## TASK DIRECTIONS
Write out the listing below again, precisely as it is given.

## EXERCISE INPUTS

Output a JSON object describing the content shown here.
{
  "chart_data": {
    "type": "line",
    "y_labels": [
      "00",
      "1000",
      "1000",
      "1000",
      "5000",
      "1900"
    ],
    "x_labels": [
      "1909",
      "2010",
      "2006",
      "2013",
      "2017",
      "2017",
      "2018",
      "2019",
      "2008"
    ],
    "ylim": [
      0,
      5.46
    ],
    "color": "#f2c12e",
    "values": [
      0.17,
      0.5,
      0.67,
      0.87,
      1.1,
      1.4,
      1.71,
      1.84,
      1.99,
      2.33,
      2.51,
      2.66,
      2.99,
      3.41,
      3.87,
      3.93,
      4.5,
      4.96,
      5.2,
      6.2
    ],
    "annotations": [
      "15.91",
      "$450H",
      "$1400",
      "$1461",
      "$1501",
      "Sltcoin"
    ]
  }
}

## FINAL RESULT
Output a JSON object describing the content shown here.
{
  "chart_data": {
    "type": "line",
    "y_labels": [
      "00",
      "1000",
      "1000",
      "1000",
      "5000",
      "1900"
    ],
    "x_labels": [
      "1909",
      "2010",
      "2006",
      "2013",
      "2017",
      "2017",
      "2018",
      "2019",
      "2008"
    ],
    "ylim": [
      0,
      5.46
    ],
    "color": "#f2c12e",
    "values": [
      0.17,
      0.5,
      0.67,
      0.87,
      1.1,
      1.4,
      1.71,
      1.84,
      1.99,
      2.33,
      2.51,
      2.66,
      2.99,
      3.41,
      3.87,
      3.93,
      4.5,
      4.96,
      5.2,
      6.2
    ],
    "annotations": [
      "15.91",
      "$450H",
      "$1400",
      "$1461",
      "$1501",
      "Sltcoin"
    ]
  }
}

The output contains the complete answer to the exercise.